-- Begin Records supplied --
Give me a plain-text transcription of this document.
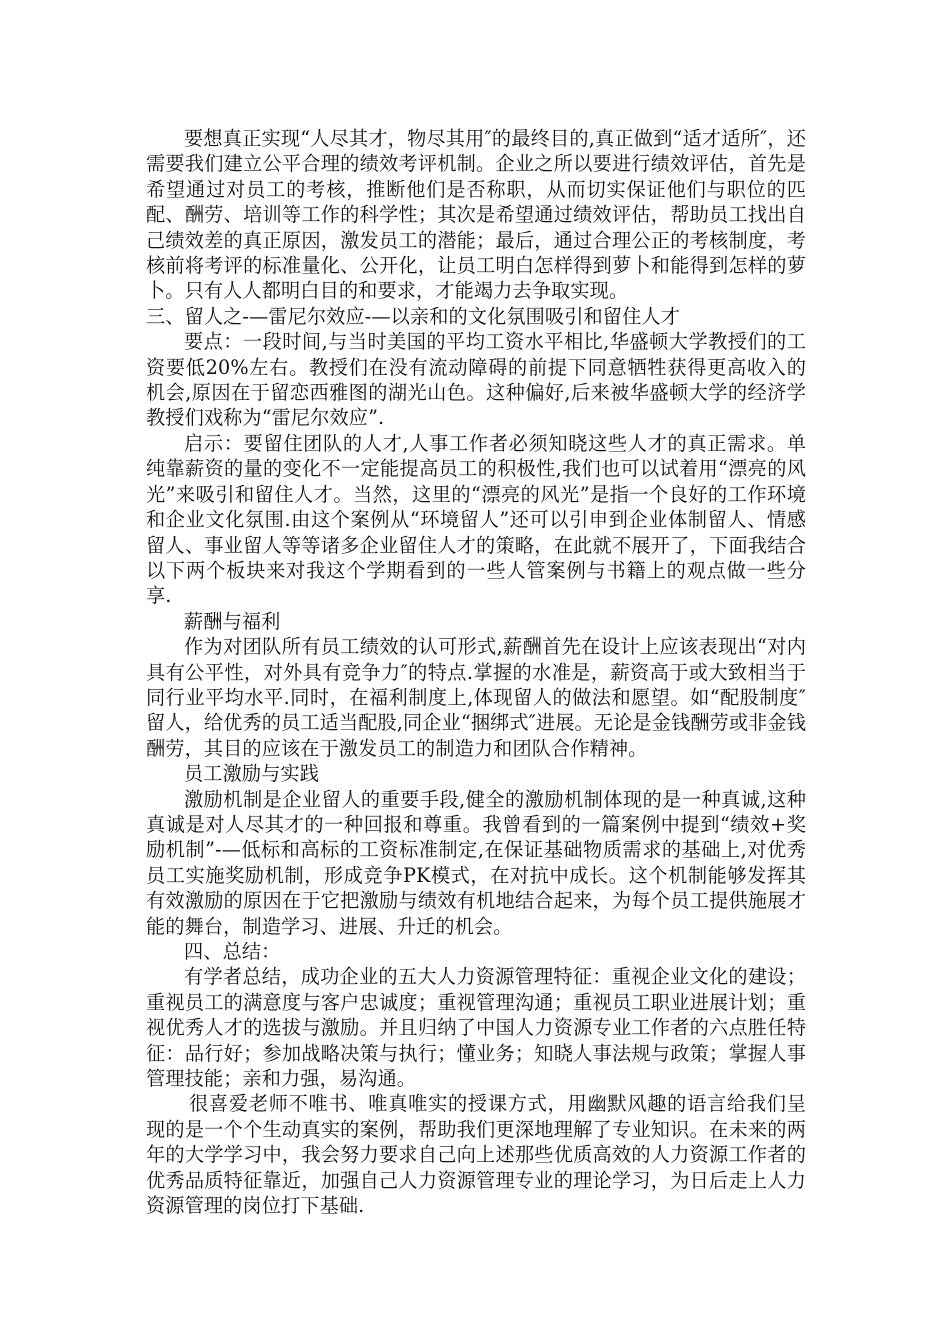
要想真正实现“人尽其才，物尽其用″的最终目的,真正做到“适才适所″，还需要我们建立公平合理的绩效考评机制。企业之所以要进行绩效评估，首先是希望通过对员工的考核，推断他们是否称职，从而切实保证他们与职位的匹配、酬劳、培训等工作的科学性；其次是希望通过绩效评估，帮助员工找出自己绩效差的真正原因，激发员工的潜能；最后，通过合理公正的考核制度，考核前将考评的标准量化、公开化，让员工明白怎样得到萝卜和能得到怎样的萝卜。只有人人都明白目的和要求，才能竭力去争取实现。

三、留人之-—雷尼尔效应-—以亲和的文化氛围吸引和留住人才

要点：一段时间,与当时美国的平均工资水平相比,华盛顿大学教授们的工资要低20%左右。教授们在没有流动障碍的前提下同意牺牲获得更高收入的机会,原因在于留恋西雅图的湖光山色。这种偏好,后来被华盛顿大学的经济学教授们戏称为“雷尼尔效应”.

启示：要留住团队的人才,人事工作者必须知晓这些人才的真正需求。单纯靠薪资的量的变化不一定能提高员工的积极性,我们也可以试着用“漂亮的风光”来吸引和留住人才。当然，这里的“漂亮的风光”是指一个良好的工作环境和企业文化氛围.由这个案例从“环境留人”还可以引申到企业体制留人、情感留人、事业留人等等诸多企业留住人才的策略，在此就不展开了，下面我结合以下两个板块来对我这个学期看到的一些人管案例与书籍上的观点做一些分享.

薪酬与福利

作为对团队所有员工绩效的认可形式,薪酬首先在设计上应该表现出“对内具有公平性，对外具有竞争力″的特点.掌握的水准是，薪资高于或大致相当于同行业平均水平.同时，在福利制度上,体现留人的做法和愿望。如“配股制度″留人，给优秀的员工适当配股,同企业“捆绑式″进展。无论是金钱酬劳或非金钱酬劳，其目的应该在于激发员工的制造力和团队合作精神。

员工激励与实践

激励机制是企业留人的重要手段,健全的激励机制体现的是一种真诚,这种真诚是对人尽其才的一种回报和尊重。我曾看到的一篇案例中提到“绩效+奖励机制”-—低标和高标的工资标准制定,在保证基础物质需求的基础上,对优秀员工实施奖励机制，形成竞争PK模式，在对抗中成长。这个机制能够发挥其有效激励的原因在于它把激励与绩效有机地结合起来，为每个员工提供施展才能的舞台，制造学习、进展、升迁的机会。

四、总结：

有学者总结，成功企业的五大人力资源管理特征：重视企业文化的建设；重视员工的满意度与客户忠诚度；重视管理沟通；重视员工职业进展计划；重视优秀人才的选拔与激励。并且归纳了中国人力资源专业工作者的六点胜任特征：品行好；参加战略决策与执行；懂业务；知晓人事法规与政策；掌握人事管理技能；亲和力强，易沟通。

很喜爱老师不唯书、唯真唯实的授课方式，用幽默风趣的语言给我们呈现的是一个个生动真实的案例，帮助我们更深地理解了专业知识。在未来的两年的大学学习中，我会努力要求自己向上述那些优质高效的人力资源工作者的优秀品质特征靠近，加强自己人力资源管理专业的理论学习，为日后走上人力资源管理的岗位打下基础.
-- End Records supplied --
### Stated exercise
For the listing above, identify each line bearing "雷尼尔效应".

### Final result
三、留人之-—雷尼尔效应-—以亲和的文化氛围吸引和留住人才
要点：一段时间,与当时美国的平均工资水平相比,华盛顿大学教授们的工资要低20%左右。教授们在没有流动障碍的前提下同意牺牲获得更高收入的机会,原因在于留恋西雅图的湖光山色。这种偏好,后来被华盛顿大学的经济学教授们戏称为“雷尼尔效应”.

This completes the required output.